**Problem:** State the number of lines where "포도마을" appears. Add nothing else.
Start of Dataset excerpts
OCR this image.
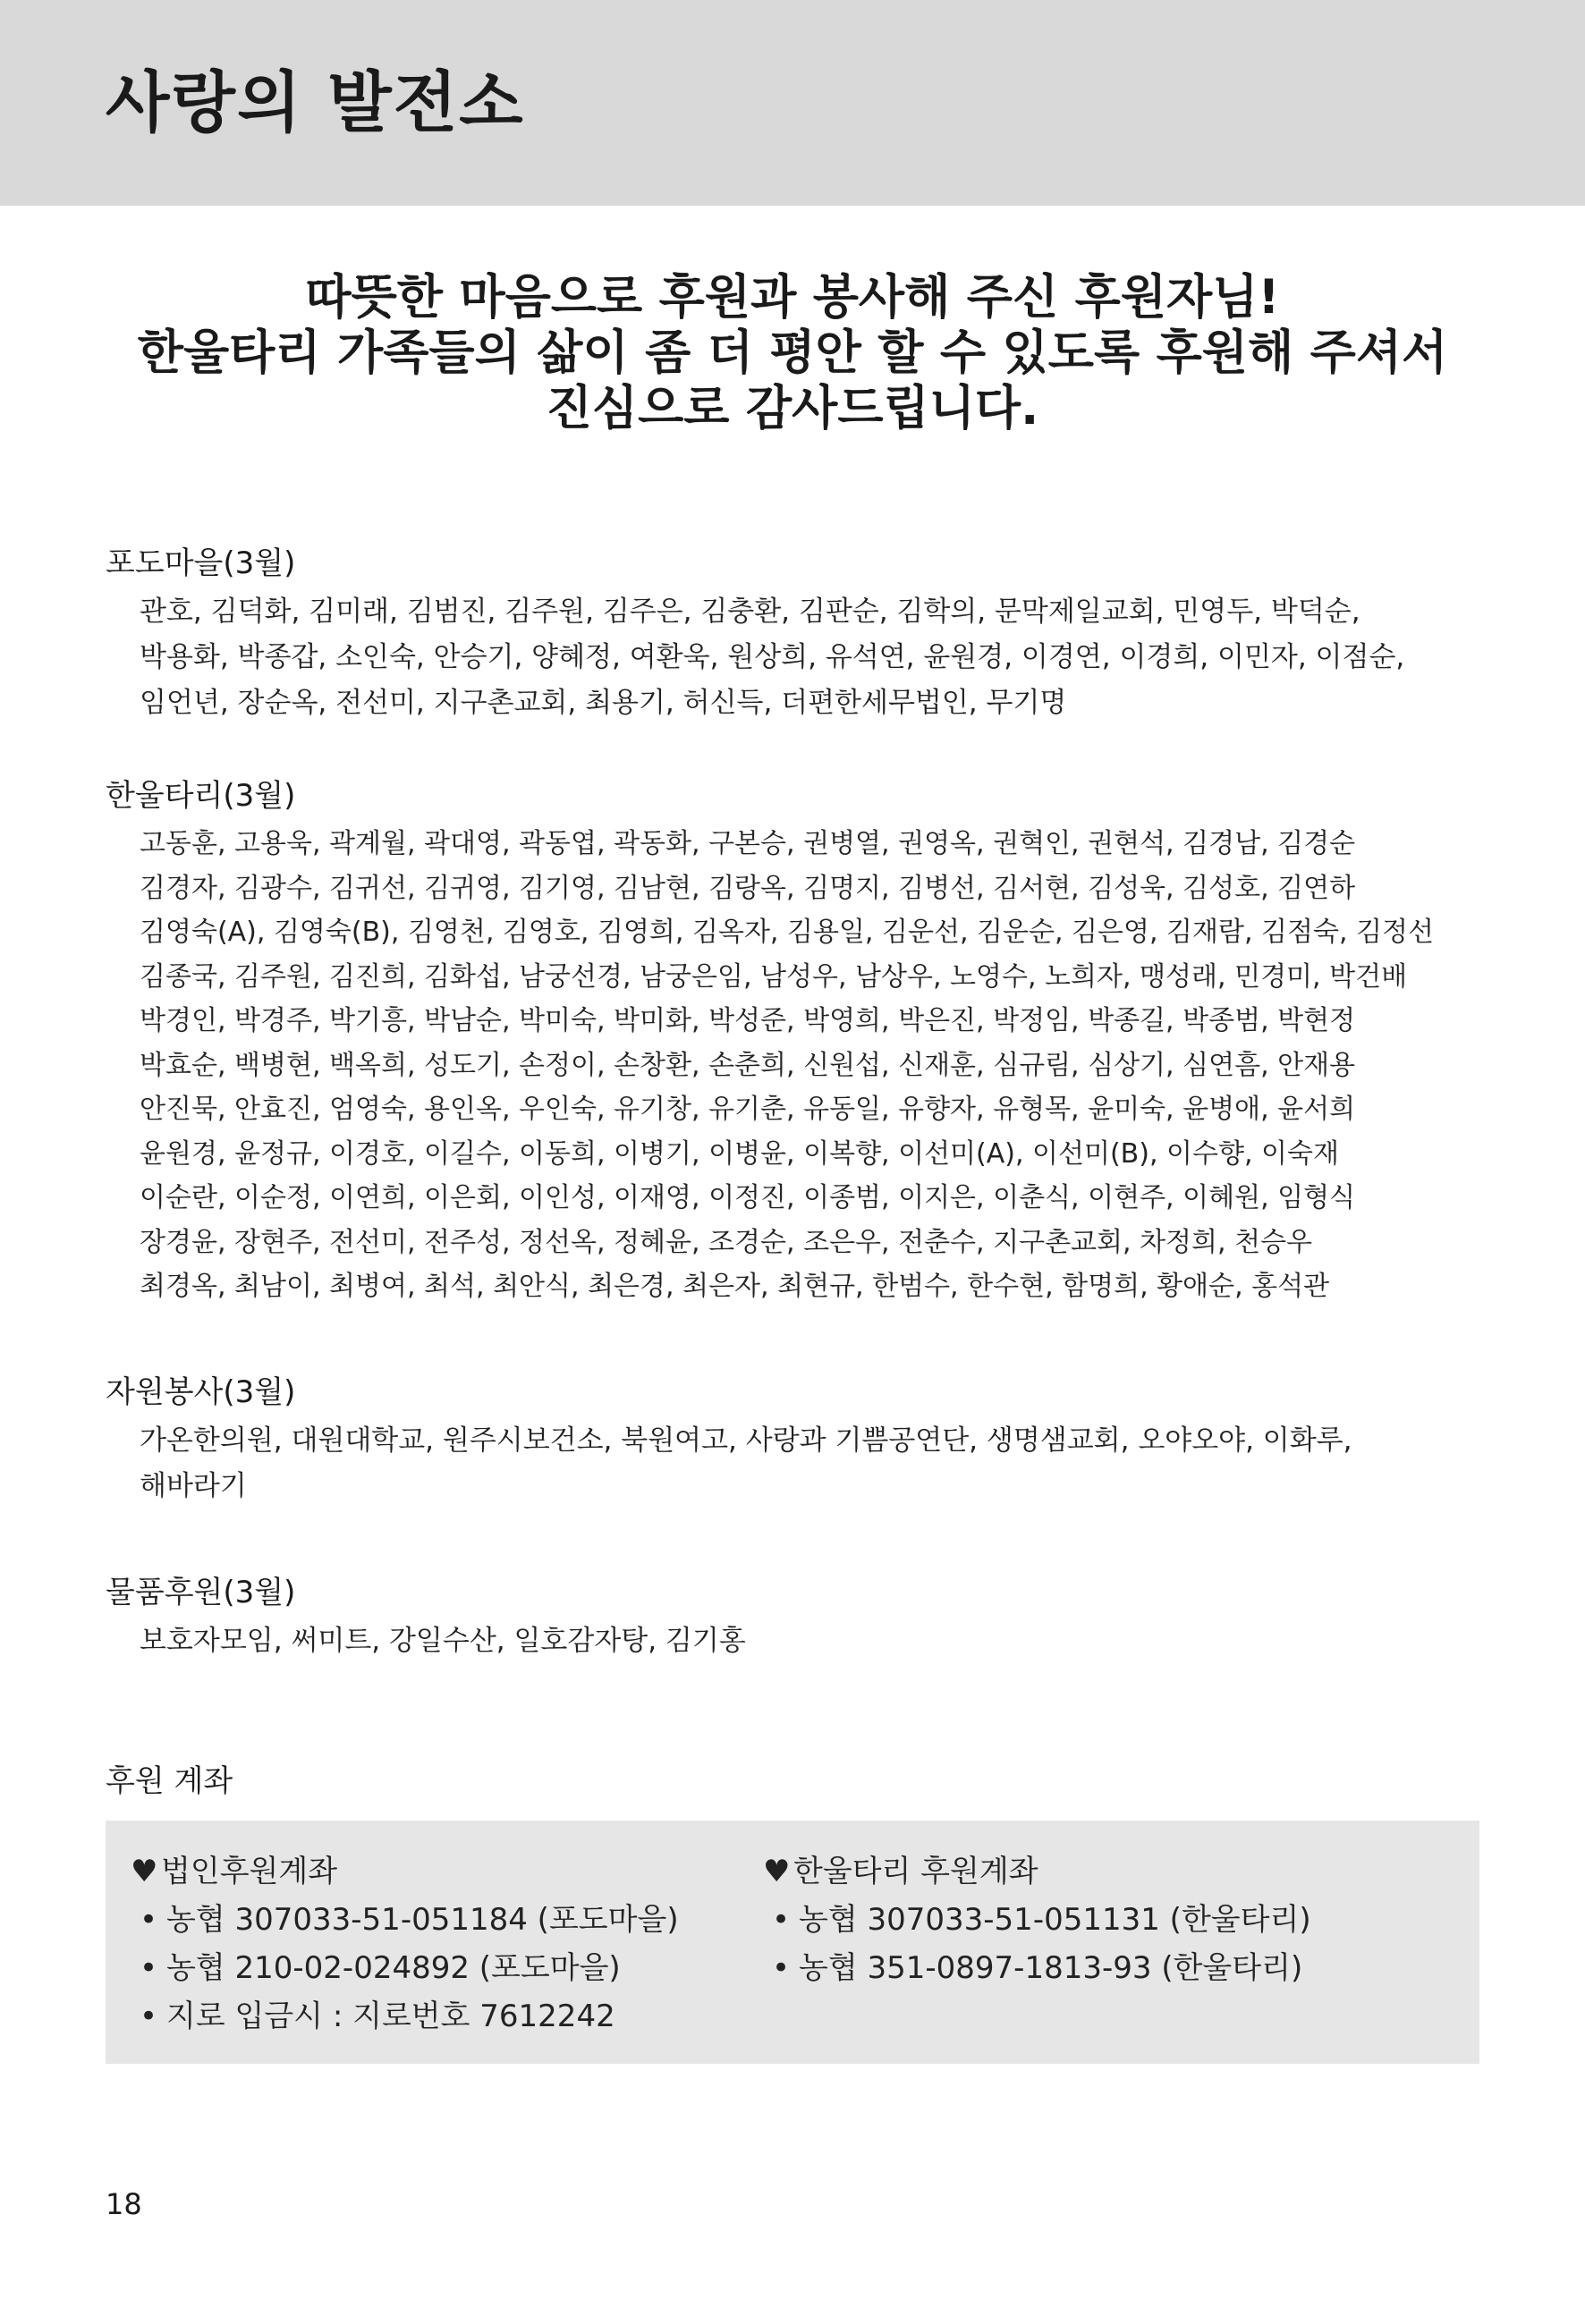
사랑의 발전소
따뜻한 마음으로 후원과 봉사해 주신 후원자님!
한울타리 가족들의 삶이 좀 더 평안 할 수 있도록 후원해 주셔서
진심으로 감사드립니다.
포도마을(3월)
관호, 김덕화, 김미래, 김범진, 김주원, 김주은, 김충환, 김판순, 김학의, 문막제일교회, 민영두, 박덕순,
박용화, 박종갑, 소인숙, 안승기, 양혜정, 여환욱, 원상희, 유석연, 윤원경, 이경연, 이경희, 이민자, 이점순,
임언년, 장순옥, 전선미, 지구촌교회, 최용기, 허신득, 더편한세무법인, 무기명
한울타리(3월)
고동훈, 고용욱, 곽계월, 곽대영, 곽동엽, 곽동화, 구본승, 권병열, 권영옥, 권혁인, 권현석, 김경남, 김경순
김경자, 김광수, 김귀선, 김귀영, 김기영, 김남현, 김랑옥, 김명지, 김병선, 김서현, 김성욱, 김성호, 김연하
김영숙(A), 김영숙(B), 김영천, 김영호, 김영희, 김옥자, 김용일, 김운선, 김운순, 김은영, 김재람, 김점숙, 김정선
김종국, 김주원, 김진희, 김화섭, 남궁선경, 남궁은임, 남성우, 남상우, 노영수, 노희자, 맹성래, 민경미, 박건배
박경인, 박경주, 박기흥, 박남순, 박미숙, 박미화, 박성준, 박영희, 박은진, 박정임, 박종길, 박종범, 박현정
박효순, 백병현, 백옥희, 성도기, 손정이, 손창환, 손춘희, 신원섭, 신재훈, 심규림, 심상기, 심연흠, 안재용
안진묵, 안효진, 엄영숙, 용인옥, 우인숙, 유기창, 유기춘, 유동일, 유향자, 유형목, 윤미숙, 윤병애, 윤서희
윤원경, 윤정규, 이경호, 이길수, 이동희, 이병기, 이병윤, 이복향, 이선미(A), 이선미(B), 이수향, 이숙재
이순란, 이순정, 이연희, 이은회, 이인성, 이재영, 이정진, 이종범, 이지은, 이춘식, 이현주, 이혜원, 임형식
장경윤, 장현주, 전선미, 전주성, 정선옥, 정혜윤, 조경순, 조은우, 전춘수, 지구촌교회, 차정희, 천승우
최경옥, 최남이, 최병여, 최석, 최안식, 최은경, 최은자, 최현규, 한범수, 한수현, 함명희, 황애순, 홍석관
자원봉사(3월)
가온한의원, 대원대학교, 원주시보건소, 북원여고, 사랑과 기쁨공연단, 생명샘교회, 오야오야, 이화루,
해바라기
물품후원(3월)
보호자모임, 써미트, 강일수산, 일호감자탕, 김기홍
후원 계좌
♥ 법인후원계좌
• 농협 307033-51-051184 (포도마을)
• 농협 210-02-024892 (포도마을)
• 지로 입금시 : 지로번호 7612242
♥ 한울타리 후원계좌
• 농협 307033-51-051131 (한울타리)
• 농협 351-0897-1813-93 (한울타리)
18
End of Dataset excerpts
Start of Dataset excerpts
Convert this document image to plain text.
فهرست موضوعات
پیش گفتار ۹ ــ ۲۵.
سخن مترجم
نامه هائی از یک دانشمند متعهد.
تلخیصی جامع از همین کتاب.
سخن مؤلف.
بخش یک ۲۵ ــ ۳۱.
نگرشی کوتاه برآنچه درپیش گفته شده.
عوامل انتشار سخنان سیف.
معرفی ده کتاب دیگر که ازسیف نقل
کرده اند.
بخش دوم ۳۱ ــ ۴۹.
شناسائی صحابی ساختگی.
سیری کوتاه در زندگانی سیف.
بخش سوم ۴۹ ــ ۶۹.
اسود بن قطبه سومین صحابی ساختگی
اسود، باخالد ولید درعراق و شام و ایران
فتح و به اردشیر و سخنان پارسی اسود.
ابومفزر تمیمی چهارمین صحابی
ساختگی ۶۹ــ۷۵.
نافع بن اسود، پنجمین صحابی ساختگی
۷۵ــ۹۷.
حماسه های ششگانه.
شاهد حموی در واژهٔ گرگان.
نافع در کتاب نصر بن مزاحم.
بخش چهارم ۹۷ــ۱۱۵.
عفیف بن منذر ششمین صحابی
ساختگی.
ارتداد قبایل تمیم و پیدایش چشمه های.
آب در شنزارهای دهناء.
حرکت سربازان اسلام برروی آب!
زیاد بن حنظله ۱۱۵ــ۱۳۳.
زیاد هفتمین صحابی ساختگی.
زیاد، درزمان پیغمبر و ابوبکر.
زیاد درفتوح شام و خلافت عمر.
End of Dataset excerpts
Start of Dataset excerpts
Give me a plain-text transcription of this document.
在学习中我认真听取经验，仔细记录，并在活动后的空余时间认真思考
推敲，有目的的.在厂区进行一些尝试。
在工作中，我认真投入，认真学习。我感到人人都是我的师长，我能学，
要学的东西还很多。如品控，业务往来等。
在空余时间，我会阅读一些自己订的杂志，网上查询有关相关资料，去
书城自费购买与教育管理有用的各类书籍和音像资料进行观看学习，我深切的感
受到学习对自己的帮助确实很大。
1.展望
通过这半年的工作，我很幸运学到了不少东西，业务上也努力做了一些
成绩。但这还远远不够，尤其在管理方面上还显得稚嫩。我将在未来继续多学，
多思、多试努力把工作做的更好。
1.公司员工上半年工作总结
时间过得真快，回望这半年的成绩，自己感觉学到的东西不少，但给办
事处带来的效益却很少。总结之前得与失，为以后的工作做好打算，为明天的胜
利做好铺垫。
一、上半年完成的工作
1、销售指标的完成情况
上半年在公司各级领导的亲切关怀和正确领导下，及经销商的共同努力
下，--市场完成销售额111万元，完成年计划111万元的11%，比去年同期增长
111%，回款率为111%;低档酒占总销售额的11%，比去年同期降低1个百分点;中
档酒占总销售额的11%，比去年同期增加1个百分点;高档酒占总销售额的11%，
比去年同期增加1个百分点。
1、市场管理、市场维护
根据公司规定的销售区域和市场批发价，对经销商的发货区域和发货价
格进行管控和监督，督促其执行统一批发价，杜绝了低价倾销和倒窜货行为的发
End of Dataset excerpts
**Reply:** 3